Text passage:
BEGIN

So....here goes, a little bit about me...... I was born on October 9th 1983, so that makes me 26 years old atm. I met my DH Tony when I was in my third year of Uni in 2004. We started dating, got serious, moved in together, then when I graduate in 2006, we decide to start baby-making. We thought, hey, by X-Mas we'll have a little bundle of joy. No such luck. After six months, I went to my doctor and told her about the trouble we were having TTC. She told me not to worry and that some people just take longer, another two months later, I went back, and thats when I was referred to specialist. 
We, well I, had every treatment under the sun. You name it I had it done to me. Anyway,after all that, the doctor came and said to me "Sorry, but we're going to have to class your infertility as unexplained."
That made me feel 100% worse about myself! How much like a failure did I feel? I can tell you, I felt a lot like a failure!
Anyway, this was around 14 months ago. And (the then) DP said, in his always-look-on-the-bright-side-of-life manner,"We'll keep trying naturally and see what happens". I could have saved him the effort and told him what was going to happen. For example, around this time last year,I had a day off, and was expecting Aunt Flo to come calling, and when she didn't, I'd do what any young woman who was desperate for a baby would do. I went crazy, ran out the house, brought a pregnancy test, and on my way round town like an excited kid, I eagerly went snooping around Mother Care, and bought a pink jumpsuit for my "baby" and also a little cat teddy. Waste of money. Went home, peed on the stick, sat waiting for the damn thing to do it's job, dreaming of my long-awaited baby. What was the result!    I cried so much I can't tell you. The cat and jumpsuit immediately went into the drawer of my bedside unit, and when DP came home, I think I soaked his shirt through. I was so so so excited, and then to have my hopes dashed. It wasn't nice at all. Thats never happened again, and if anyone read my first post, they'll knw my SIL has a new baby girl and I a ever so tempted to give that little girl the cat teddy. I am starting to think I'll never have a baby of my own to give it to, so why keep it. However, a real bolt from the blue came when the DP took me out one night afterwards, in October last year, and got down on one knee! I was so happy, happier than I'd felt in a long time. We stopped TTC during our wedding planning, and since our dream wedding in April, we have decided to start TTC again. I'm still reluctant to get my hopes up because of what happened last time. Anyway...will keep you updated on my BM progress and will often vent on here about the DH's "wonderful" family. Will also be venting about P/G friends and relatives, so feel free to yell at me if I get too much to bear.

END

Task item A: Reproduce the forum post word for word, from "So....here goes, a" through "referred to specialist.", inclusive.
Task item B:
Answer these questions from the forum post:
(i) In what year did the writer meet Tony?
(ii) How did the doctor say the writer's infertility would have to be classed?
(iii) In what month was the wedding?

Material shown:
BEGIN

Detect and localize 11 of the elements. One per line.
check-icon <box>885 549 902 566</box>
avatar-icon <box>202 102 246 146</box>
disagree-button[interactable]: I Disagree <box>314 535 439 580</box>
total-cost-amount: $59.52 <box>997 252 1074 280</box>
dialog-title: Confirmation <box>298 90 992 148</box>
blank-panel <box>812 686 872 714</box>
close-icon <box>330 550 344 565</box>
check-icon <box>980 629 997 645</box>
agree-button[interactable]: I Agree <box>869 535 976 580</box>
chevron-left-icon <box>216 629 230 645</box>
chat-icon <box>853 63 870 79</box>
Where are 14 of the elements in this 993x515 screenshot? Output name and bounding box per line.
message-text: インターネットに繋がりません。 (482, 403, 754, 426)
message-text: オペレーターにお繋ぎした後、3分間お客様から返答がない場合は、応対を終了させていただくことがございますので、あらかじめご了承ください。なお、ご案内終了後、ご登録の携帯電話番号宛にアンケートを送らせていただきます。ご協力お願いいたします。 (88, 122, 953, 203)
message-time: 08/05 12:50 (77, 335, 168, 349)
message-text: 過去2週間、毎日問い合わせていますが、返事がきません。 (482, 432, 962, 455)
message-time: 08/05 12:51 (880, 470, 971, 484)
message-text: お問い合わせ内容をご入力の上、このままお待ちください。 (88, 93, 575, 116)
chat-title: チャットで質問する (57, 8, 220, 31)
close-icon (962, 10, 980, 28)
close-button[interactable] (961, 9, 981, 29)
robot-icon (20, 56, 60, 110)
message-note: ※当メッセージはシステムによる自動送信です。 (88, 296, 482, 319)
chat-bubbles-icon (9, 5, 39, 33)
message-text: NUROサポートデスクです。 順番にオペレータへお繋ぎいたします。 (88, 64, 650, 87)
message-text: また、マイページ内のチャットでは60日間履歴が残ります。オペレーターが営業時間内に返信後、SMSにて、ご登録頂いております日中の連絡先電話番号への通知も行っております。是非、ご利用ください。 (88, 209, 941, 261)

END

Problem solution A:
So....here goes, a little bit about me...... I was born on October 9th 1983, so that makes me 26 years old atm. I met my DH Tony when I was in my third year of Uni in 2004. We started dating, got serious, moved in together, then when I graduate in 2006, we decide to start baby-making. We thought, hey, by X-Mas we'll have a little bundle of joy. No such luck. After six months, I went to my doctor and told her about the trouble we were having TTC. She told me not to worry and that some people just take longer, another two months later, I went back, and thats when I was referred to specialist.

Problem solution B:
(i) 2004
(ii) As unexplained
(iii) April